Copy out each line of the listing that has the word "name" in it.

▼

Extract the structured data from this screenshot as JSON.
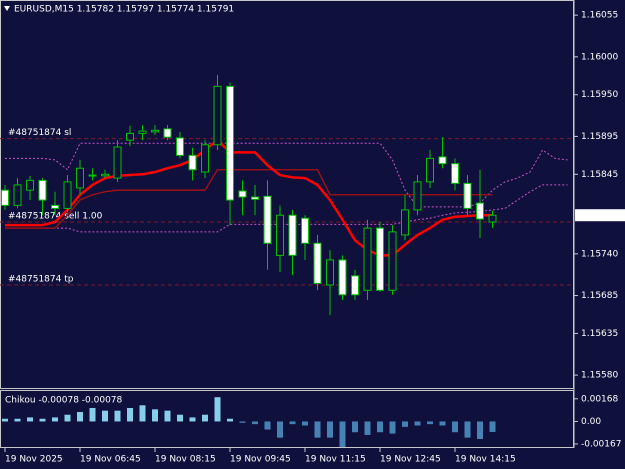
{
  "chart_data": [
    {
      "type": "candlestick",
      "title": "EURUSD,M15 1.15782 1.15797 1.15774 1.15791",
      "categories": [
        "19 Nov 2025",
        null,
        null,
        null,
        null,
        null,
        "19 Nov 06:45",
        null,
        null,
        null,
        null,
        null,
        "19 Nov 08:15",
        null,
        null,
        null,
        null,
        null,
        "19 Nov 09:45",
        null,
        null,
        null,
        null,
        null,
        "19 Nov 11:15",
        null,
        null,
        null,
        null,
        null,
        "19 Nov 12:45",
        null,
        null,
        null,
        null,
        null,
        "19 Nov 14:15",
        null,
        null,
        null,
        null,
        null,
        null,
        null,
        null,
        null
      ],
      "open": [
        1.15824,
        1.15804,
        1.15824,
        1.15837,
        1.15804,
        1.158,
        1.15827,
        1.15843,
        1.15843,
        1.1584,
        1.1589,
        1.15899,
        1.15901,
        1.15905,
        1.15893,
        1.1587,
        1.15848,
        1.15884,
        1.15961,
        1.15823,
        1.15815,
        1.15816,
        1.15738,
        1.15791,
        1.15787,
        1.15754,
        1.15699,
        1.15732,
        1.15711,
        1.15692,
        1.15774,
        1.15692,
        1.15765,
        1.15798,
        1.15835,
        1.15868,
        1.15859,
        1.15833,
        1.15807,
        1.15782,
        null,
        null,
        null,
        null,
        null,
        null
      ],
      "high": [
        1.15831,
        1.1584,
        1.15843,
        1.1584,
        1.15822,
        1.15844,
        1.15864,
        1.15853,
        1.15851,
        1.1589,
        1.15909,
        1.1591,
        1.1591,
        1.1591,
        1.15901,
        1.1588,
        1.1589,
        1.15976,
        1.15966,
        1.15837,
        1.15831,
        1.15837,
        1.15804,
        1.15798,
        1.15791,
        1.15765,
        1.15745,
        1.15738,
        1.15719,
        1.15785,
        1.15782,
        1.15778,
        1.15818,
        1.15844,
        1.15877,
        1.15894,
        1.15866,
        1.15844,
        1.15851,
        1.15797,
        null,
        null,
        null,
        null,
        null,
        null
      ],
      "low": [
        1.15798,
        1.158,
        1.15811,
        1.15791,
        1.15791,
        1.15795,
        1.15818,
        1.15837,
        1.1584,
        1.15835,
        1.15882,
        1.1589,
        1.15897,
        1.1589,
        1.15866,
        1.15837,
        1.1584,
        1.15877,
        1.15778,
        1.15791,
        1.15791,
        1.15719,
        1.15716,
        1.15712,
        1.15732,
        1.15692,
        1.15659,
        1.15679,
        1.15679,
        1.15679,
        1.1569,
        1.15686,
        1.15758,
        1.15791,
        1.15827,
        1.15853,
        1.15824,
        1.15791,
        1.15761,
        1.15774,
        null,
        null,
        null,
        null,
        null,
        null
      ],
      "close": [
        1.15804,
        1.15831,
        1.15837,
        1.15811,
        1.158,
        1.15835,
        1.15853,
        1.15844,
        1.15845,
        1.15881,
        1.15899,
        1.15902,
        1.15903,
        1.15894,
        1.1587,
        1.15851,
        1.15884,
        1.15961,
        1.15811,
        1.15815,
        1.15812,
        1.15754,
        1.15791,
        1.15738,
        1.15754,
        1.15701,
        1.15732,
        1.15686,
        1.15686,
        1.15774,
        1.15692,
        1.15769,
        1.15798,
        1.15835,
        1.15866,
        1.15859,
        1.15833,
        1.158,
        1.15786,
        1.15791,
        null,
        null,
        null,
        null,
        null,
        null
      ],
      "bull_color": "#00c000",
      "bear_fill": "#ffffff",
      "lines": [
        {
          "color": "#cc55cc",
          "width": 1,
          "dash": "2 2",
          "values": [
            1.15866,
            1.15866,
            1.15866,
            1.15866,
            1.15864,
            1.15851,
            1.15886,
            1.15886,
            1.15886,
            1.15886,
            1.15886,
            1.15886,
            1.15886,
            1.15886,
            1.15886,
            1.15886,
            1.15886,
            1.15886,
            1.15886,
            1.15886,
            1.15886,
            1.15886,
            1.15886,
            1.15886,
            1.15886,
            1.15886,
            1.15886,
            1.15886,
            1.15886,
            1.15886,
            1.15886,
            1.15864,
            1.15824,
            1.15802,
            1.15802,
            1.15802,
            1.15802,
            1.15802,
            1.15807,
            1.15824,
            1.15835,
            1.1584,
            1.15848,
            1.15877,
            1.15866,
            1.15864
          ]
        },
        {
          "color": "#cc55cc",
          "width": 1,
          "dash": "2 2",
          "values": [
            1.15774,
            1.15774,
            1.15774,
            1.15774,
            1.15774,
            1.15774,
            1.15769,
            1.15769,
            1.15769,
            1.15769,
            1.15769,
            1.15769,
            1.15769,
            1.15769,
            1.15769,
            1.15769,
            1.15769,
            1.15769,
            1.15779,
            1.15779,
            1.15779,
            1.15779,
            1.15779,
            1.15779,
            1.15779,
            1.15779,
            1.15779,
            1.15779,
            1.15779,
            1.15779,
            1.15779,
            1.15779,
            1.15782,
            1.15785,
            1.15787,
            1.15791,
            1.15794,
            1.15795,
            1.15796,
            1.15798,
            1.158,
            1.15811,
            1.15822,
            1.15831,
            1.15831,
            1.15831
          ]
        },
        {
          "color": "#aa1111",
          "width": 1.3,
          "dash": "none",
          "values": [
            1.15774,
            1.15774,
            1.15774,
            1.15774,
            1.15774,
            1.15791,
            1.15811,
            1.15818,
            1.15822,
            1.15824,
            1.15824,
            1.15824,
            1.15824,
            1.15824,
            1.15824,
            1.15824,
            1.15824,
            1.15851,
            1.15851,
            1.15851,
            1.15851,
            1.15851,
            1.15851,
            1.15851,
            1.15851,
            1.15851,
            1.15818,
            1.15818,
            1.15818,
            1.15818,
            1.15818,
            1.15818,
            1.15818,
            1.15818,
            1.15818,
            1.15818,
            1.15818,
            1.15818,
            1.15818,
            1.15818,
            null,
            null,
            null,
            null,
            null,
            null
          ]
        },
        {
          "color": "#ff0000",
          "width": 2.5,
          "dash": "none",
          "values": [
            1.15778,
            1.15778,
            1.15778,
            1.15778,
            1.15782,
            1.15798,
            1.15818,
            1.15831,
            1.1584,
            1.15843,
            1.15844,
            1.15845,
            1.15848,
            1.15853,
            1.15857,
            1.15864,
            1.15877,
            1.1589,
            1.15874,
            1.15874,
            1.15874,
            1.15857,
            1.15844,
            1.15841,
            1.1584,
            1.15831,
            1.15811,
            1.15785,
            1.15758,
            1.15745,
            1.15738,
            1.15738,
            1.15752,
            1.15765,
            1.15774,
            1.15785,
            1.15789,
            1.1579,
            1.15791,
            1.15791,
            null,
            null,
            null,
            null,
            null,
            null
          ]
        }
      ],
      "order_lines": [
        {
          "label": "#48751874 sl",
          "value": 1.15892
        },
        {
          "label": "#48751874 sell 1.00",
          "value": 1.15782
        },
        {
          "label": "#48751874 tp",
          "value": 1.15699
        }
      ],
      "order_color": "#7a1a2a",
      "ylim": [
        1.15563,
        1.16075
      ],
      "yticks": [
        1.16055,
        {
          "value": 1.16,
          "label": "1.16000"
        },
        {
          "value": 1.1595,
          "label": "1.15950"
        },
        1.15895,
        1.15845,
        {
          "value": 1.1574,
          "label": "1.15740"
        },
        1.15685,
        1.15635,
        {
          "value": 1.1558,
          "label": "1.15580"
        }
      ]
    },
    {
      "type": "bar",
      "title": "Chikou -0.00078 -0.00078",
      "values": [
        0.0002,
        0.0002,
        0.0003,
        0.0002,
        0.0003,
        0.0005,
        0.0007,
        0.001,
        0.0008,
        0.0008,
        0.001,
        0.0012,
        0.0009,
        0.0008,
        0.0005,
        0.0003,
        0.0005,
        0.0018,
        0.0002,
        -0.0001,
        -0.0002,
        -0.0006,
        -0.0012,
        -0.0002,
        -0.0003,
        -0.0012,
        -0.0012,
        -0.0019,
        -0.0008,
        -0.001,
        -0.0008,
        -0.0009,
        -0.0004,
        -0.0003,
        -0.0002,
        -0.0003,
        -0.0008,
        -0.0012,
        -0.0013,
        -0.00078,
        null,
        null,
        null,
        null,
        null,
        null
      ],
      "pos_color": "#87ceeb",
      "neg_color": "#4682b4",
      "ylim": [
        -0.00197,
        0.00226
      ],
      "yticks": [
        0.00168,
        {
          "value": 0,
          "label": "0.00"
        },
        -0.00167
      ]
    }
  ]
}
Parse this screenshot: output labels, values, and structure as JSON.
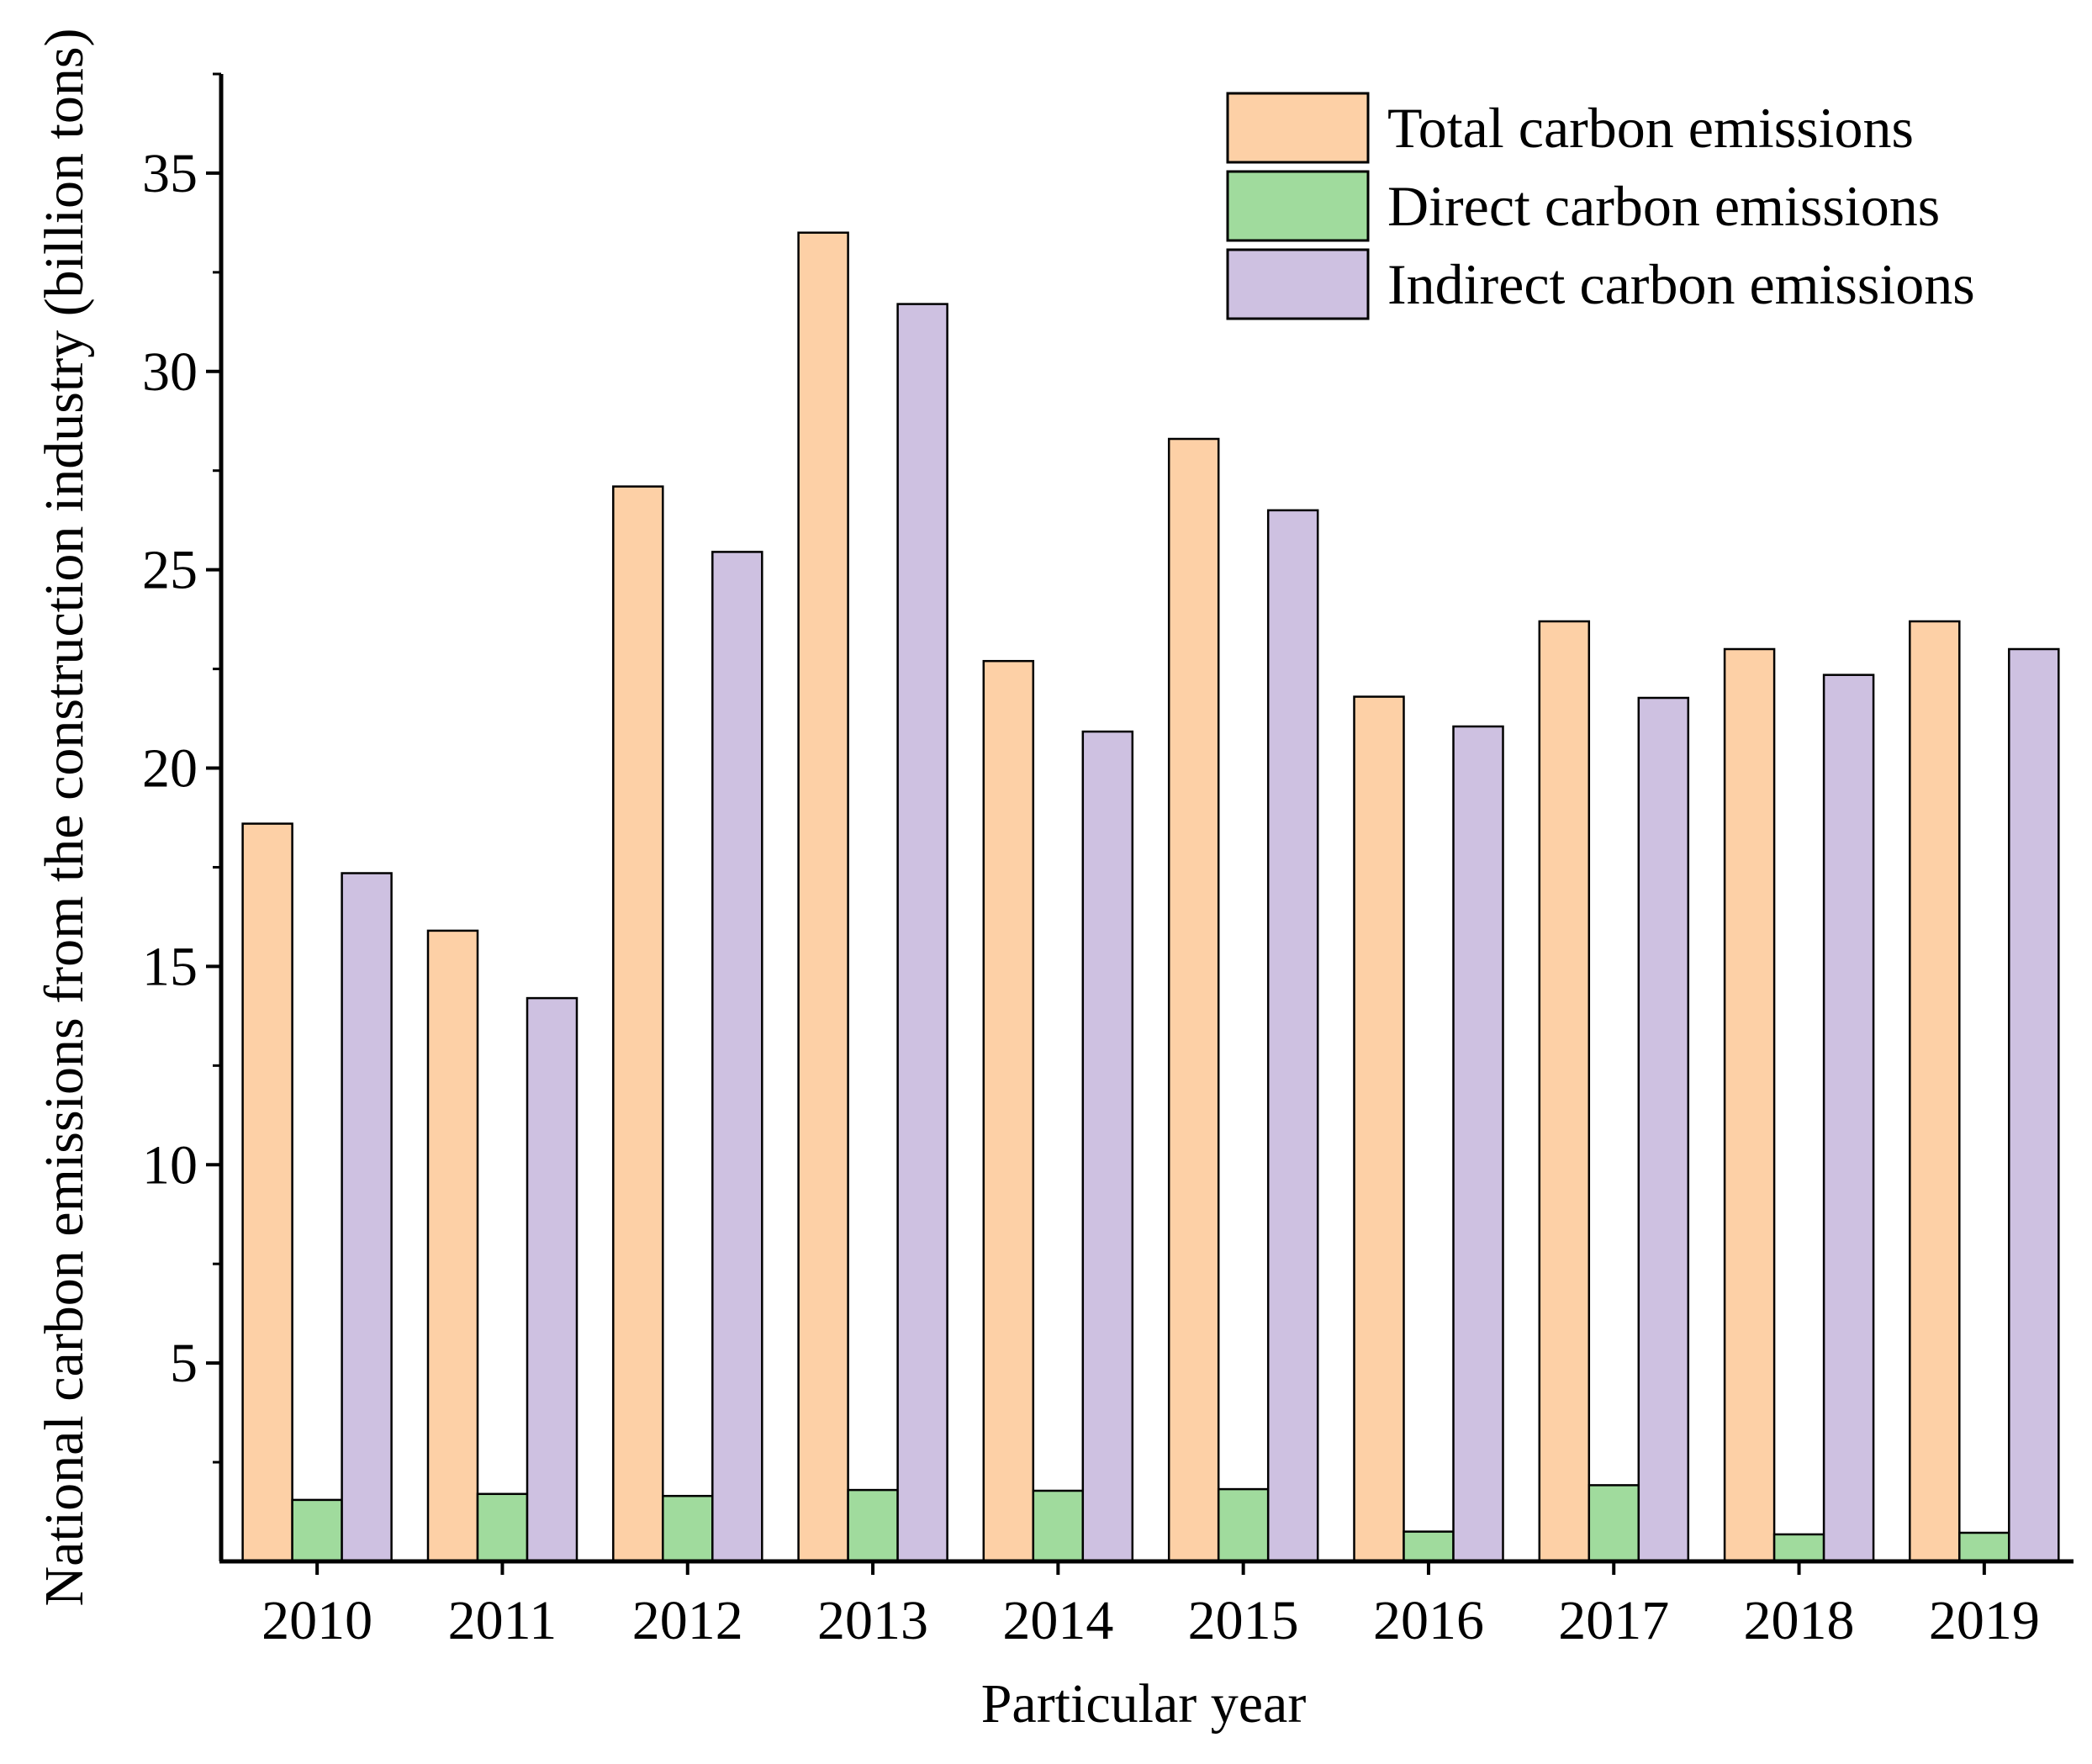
{
  "chart_data": {
    "type": "bar",
    "xlabel": "Particular year",
    "ylabel": "National carbon emissions from the construction industry (billion tons)",
    "categories": [
      "2010",
      "2011",
      "2012",
      "2013",
      "2014",
      "2015",
      "2016",
      "2017",
      "2018",
      "2019"
    ],
    "ylim": [
      0,
      37.5
    ],
    "yticks": [
      5,
      10,
      15,
      20,
      25,
      30,
      35
    ],
    "grid": false,
    "legend_position": "top-right",
    "series": [
      {
        "name": "Total carbon emissions",
        "color": "#FDD0A6",
        "values": [
          18.6,
          15.9,
          27.1,
          33.5,
          22.7,
          28.3,
          21.8,
          23.7,
          23.0,
          23.7
        ]
      },
      {
        "name": "Direct carbon emissions",
        "color": "#A0DB9D",
        "values": [
          1.55,
          1.7,
          1.65,
          1.8,
          1.78,
          1.82,
          0.75,
          1.92,
          0.68,
          0.72
        ]
      },
      {
        "name": "Indirect carbon emissions",
        "color": "#CEC1E1",
        "values": [
          17.35,
          14.2,
          25.45,
          31.7,
          20.92,
          26.5,
          21.05,
          21.77,
          22.35,
          23.0
        ]
      }
    ]
  }
}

▲

### Written answer
        "name": "Total carbon emissions",
        "name": "Direct carbon emissions",
        "name": "Indirect carbon emissions",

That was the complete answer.